• [Problem to work on]: Write the entries out again exactly as they stand, but without the pictures.

• [Listed entries]:
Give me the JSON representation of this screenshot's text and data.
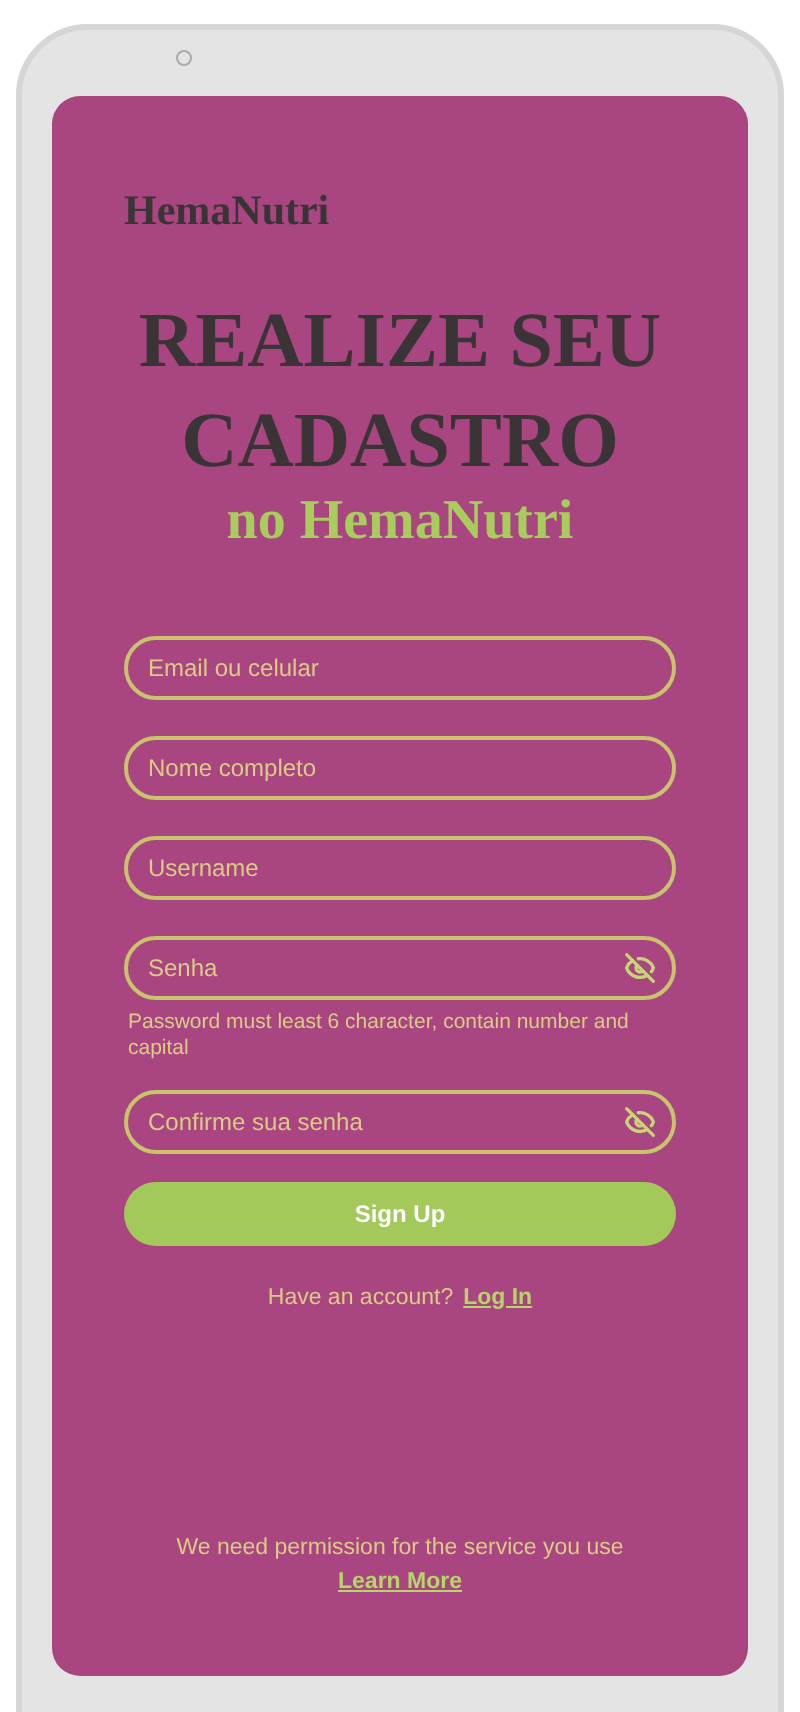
{
  "logo": "HemaNutri",
  "title": "REALIZE SEU CADASTRO",
  "subtitle": "no HemaNutri",
  "fields": [
    {
      "placeholder": "Email ou celular",
      "kind": "text"
    },
    {
      "placeholder": "Nome completo",
      "kind": "text"
    },
    {
      "placeholder": "Username",
      "kind": "text"
    },
    {
      "placeholder": "Senha",
      "kind": "password",
      "hint": "Password must least 6 character,  contain number and capital"
    },
    {
      "placeholder": "Confirme sua senha",
      "kind": "password"
    }
  ],
  "signup_button": "Sign Up",
  "login_prompt": "Have an account?",
  "login_link": "Log In",
  "permission_text": "We need permission for the service you use",
  "learn_more_link": "Learn More"
}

• [Response for this exercise]:
Give me the JSON representation of this screenshot's text and data.
{
  "logo": "HemaNutri",
  "title": "REALIZE SEU CADASTRO",
  "subtitle": "no HemaNutri",
  "fields": [
    {
      "placeholder": "Email ou celular",
      "kind": "text"
    },
    {
      "placeholder": "Nome completo",
      "kind": "text"
    },
    {
      "placeholder": "Username",
      "kind": "text"
    },
    {
      "placeholder": "Senha",
      "kind": "password",
      "hint": "Password must least 6 character,  contain number and capital"
    },
    {
      "placeholder": "Confirme sua senha",
      "kind": "password"
    }
  ],
  "signup_button": "Sign Up",
  "login_prompt": "Have an account?",
  "login_link": "Log In",
  "permission_text": "We need permission for the service you use",
  "learn_more_link": "Learn More"
}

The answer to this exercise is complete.